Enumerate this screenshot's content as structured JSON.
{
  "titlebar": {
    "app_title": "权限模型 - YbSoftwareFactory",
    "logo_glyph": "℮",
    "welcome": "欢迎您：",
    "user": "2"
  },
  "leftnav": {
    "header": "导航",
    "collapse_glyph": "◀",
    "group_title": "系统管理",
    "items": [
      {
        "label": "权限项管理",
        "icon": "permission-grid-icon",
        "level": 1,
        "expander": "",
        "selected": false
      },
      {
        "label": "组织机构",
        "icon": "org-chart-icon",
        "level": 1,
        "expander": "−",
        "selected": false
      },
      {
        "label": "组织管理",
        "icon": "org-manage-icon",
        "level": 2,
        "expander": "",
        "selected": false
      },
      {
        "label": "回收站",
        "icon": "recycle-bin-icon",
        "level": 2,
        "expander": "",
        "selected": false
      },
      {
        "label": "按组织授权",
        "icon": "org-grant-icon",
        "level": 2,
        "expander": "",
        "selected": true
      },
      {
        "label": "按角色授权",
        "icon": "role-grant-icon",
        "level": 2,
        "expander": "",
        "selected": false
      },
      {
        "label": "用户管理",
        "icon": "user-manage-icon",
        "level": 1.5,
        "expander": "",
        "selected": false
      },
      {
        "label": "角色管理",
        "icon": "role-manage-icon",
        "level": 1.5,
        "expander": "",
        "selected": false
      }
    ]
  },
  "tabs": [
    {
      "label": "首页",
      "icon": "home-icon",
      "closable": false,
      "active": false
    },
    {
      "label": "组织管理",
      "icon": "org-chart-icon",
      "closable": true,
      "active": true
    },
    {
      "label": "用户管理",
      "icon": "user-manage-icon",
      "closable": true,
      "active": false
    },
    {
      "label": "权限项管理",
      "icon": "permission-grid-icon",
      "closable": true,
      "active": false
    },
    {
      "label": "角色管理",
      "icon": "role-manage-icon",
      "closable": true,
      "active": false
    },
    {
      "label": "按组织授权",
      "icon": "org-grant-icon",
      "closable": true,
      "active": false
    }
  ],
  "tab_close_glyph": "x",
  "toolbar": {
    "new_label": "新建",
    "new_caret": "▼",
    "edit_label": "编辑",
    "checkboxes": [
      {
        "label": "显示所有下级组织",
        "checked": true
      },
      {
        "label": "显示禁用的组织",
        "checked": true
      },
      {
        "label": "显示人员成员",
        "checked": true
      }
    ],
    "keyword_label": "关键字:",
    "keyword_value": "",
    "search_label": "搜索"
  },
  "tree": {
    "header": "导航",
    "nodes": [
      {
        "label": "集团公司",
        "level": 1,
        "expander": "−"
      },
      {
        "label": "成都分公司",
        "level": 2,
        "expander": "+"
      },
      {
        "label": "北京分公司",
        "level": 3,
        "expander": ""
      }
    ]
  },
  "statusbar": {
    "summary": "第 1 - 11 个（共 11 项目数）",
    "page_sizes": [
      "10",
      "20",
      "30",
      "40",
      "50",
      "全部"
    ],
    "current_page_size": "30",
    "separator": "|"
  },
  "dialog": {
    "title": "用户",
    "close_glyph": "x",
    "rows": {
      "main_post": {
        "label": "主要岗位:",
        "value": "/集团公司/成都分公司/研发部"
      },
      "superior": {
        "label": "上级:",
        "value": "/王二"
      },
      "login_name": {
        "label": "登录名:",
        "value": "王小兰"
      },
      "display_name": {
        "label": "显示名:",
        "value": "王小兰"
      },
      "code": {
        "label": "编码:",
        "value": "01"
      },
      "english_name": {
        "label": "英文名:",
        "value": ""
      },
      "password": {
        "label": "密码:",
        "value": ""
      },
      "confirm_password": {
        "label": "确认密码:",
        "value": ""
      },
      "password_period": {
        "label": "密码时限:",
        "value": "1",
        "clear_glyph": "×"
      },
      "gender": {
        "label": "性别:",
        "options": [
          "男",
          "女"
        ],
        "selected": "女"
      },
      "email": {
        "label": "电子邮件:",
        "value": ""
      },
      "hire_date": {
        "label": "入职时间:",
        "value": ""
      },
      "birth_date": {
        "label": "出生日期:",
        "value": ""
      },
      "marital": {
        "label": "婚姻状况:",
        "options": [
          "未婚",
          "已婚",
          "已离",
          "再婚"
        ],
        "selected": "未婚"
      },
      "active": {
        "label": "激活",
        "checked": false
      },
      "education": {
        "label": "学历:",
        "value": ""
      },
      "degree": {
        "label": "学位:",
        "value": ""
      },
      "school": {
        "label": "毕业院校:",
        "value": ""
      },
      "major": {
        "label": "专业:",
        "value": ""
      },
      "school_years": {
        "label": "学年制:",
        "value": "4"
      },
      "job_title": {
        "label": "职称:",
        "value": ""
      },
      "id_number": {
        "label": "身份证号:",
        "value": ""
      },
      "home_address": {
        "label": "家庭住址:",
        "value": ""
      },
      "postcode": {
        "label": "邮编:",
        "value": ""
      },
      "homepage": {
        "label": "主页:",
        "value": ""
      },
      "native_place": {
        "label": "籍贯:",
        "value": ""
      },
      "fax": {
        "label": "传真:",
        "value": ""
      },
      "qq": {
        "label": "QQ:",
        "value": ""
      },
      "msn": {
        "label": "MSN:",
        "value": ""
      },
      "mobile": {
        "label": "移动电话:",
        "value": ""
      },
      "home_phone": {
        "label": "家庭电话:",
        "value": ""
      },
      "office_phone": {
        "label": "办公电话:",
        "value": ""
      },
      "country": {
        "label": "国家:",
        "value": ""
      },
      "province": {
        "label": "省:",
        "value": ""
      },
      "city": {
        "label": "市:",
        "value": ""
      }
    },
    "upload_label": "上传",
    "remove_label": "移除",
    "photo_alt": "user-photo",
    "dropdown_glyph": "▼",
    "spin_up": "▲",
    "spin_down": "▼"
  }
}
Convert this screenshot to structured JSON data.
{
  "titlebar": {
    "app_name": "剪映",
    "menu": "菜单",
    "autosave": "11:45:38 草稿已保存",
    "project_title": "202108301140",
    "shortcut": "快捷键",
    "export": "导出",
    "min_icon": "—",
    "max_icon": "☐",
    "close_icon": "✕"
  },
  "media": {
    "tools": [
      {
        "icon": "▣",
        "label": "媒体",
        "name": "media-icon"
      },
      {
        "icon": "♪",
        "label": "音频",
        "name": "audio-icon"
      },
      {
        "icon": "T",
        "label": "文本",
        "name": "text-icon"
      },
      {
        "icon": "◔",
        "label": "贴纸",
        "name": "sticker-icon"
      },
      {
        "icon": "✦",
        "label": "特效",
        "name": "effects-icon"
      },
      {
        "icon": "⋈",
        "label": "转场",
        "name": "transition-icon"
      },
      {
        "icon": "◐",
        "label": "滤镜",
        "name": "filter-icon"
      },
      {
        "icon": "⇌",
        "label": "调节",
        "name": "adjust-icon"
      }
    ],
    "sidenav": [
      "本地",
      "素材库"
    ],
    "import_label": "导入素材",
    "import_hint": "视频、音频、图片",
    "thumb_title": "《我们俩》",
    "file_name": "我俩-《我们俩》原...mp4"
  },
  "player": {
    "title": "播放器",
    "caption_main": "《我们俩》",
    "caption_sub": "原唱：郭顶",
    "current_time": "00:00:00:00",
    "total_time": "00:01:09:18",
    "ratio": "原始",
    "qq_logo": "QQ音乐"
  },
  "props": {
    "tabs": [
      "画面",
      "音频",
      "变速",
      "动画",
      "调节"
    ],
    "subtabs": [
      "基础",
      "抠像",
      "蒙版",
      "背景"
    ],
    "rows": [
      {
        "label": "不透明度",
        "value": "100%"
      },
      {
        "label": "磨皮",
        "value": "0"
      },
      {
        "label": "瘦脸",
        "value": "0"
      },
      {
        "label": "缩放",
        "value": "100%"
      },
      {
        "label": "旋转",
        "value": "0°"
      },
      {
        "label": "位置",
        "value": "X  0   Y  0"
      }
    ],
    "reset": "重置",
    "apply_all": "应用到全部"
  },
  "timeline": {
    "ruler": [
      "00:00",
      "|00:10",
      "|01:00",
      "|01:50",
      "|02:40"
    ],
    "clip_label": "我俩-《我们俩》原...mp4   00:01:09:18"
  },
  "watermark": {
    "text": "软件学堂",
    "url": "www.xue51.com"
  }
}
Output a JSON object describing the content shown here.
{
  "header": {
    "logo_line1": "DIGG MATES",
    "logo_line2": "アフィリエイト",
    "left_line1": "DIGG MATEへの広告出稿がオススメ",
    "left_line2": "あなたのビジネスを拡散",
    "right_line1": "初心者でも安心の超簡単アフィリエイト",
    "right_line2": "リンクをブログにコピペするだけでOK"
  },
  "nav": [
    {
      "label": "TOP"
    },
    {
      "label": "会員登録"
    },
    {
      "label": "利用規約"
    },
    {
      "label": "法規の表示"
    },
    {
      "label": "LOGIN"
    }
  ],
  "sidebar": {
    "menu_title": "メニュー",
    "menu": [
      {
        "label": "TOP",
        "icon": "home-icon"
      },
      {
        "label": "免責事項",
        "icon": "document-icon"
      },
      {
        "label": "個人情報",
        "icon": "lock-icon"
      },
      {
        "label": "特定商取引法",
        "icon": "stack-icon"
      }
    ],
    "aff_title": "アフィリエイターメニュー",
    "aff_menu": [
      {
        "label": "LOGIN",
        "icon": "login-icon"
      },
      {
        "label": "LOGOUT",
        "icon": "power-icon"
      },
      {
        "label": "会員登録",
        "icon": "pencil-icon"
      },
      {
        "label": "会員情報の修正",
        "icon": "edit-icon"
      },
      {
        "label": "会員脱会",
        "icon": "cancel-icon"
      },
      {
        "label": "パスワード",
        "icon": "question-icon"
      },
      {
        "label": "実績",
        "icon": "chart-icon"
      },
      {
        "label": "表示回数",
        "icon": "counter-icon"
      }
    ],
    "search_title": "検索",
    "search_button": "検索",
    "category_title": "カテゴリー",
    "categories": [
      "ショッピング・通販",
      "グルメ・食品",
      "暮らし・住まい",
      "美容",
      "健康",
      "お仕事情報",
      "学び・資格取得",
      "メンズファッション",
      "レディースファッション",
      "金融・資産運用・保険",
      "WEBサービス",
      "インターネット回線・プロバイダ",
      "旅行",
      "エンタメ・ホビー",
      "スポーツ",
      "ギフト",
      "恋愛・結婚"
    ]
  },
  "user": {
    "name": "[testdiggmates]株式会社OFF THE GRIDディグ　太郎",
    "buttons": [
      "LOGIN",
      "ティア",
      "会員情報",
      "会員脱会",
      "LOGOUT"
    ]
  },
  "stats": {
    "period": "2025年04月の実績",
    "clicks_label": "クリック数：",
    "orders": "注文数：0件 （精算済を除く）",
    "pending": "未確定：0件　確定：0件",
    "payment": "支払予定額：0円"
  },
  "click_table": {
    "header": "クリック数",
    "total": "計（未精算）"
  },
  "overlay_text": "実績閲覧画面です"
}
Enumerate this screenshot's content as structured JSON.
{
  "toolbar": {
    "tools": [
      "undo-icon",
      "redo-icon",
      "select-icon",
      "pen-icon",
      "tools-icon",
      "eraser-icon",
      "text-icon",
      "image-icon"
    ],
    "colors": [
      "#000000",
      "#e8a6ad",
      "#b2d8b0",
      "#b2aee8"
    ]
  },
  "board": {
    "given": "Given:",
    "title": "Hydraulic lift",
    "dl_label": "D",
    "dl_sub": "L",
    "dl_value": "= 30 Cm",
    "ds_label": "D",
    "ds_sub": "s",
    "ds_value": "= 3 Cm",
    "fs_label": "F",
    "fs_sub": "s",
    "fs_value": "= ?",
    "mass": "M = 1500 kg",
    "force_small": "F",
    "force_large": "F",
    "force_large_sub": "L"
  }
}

--*--

• _Requirement_: Collect the lines that hold "permission".

• _Task result_:
        "icon": "permission-grid-icon",
      "icon": "permission-grid-icon",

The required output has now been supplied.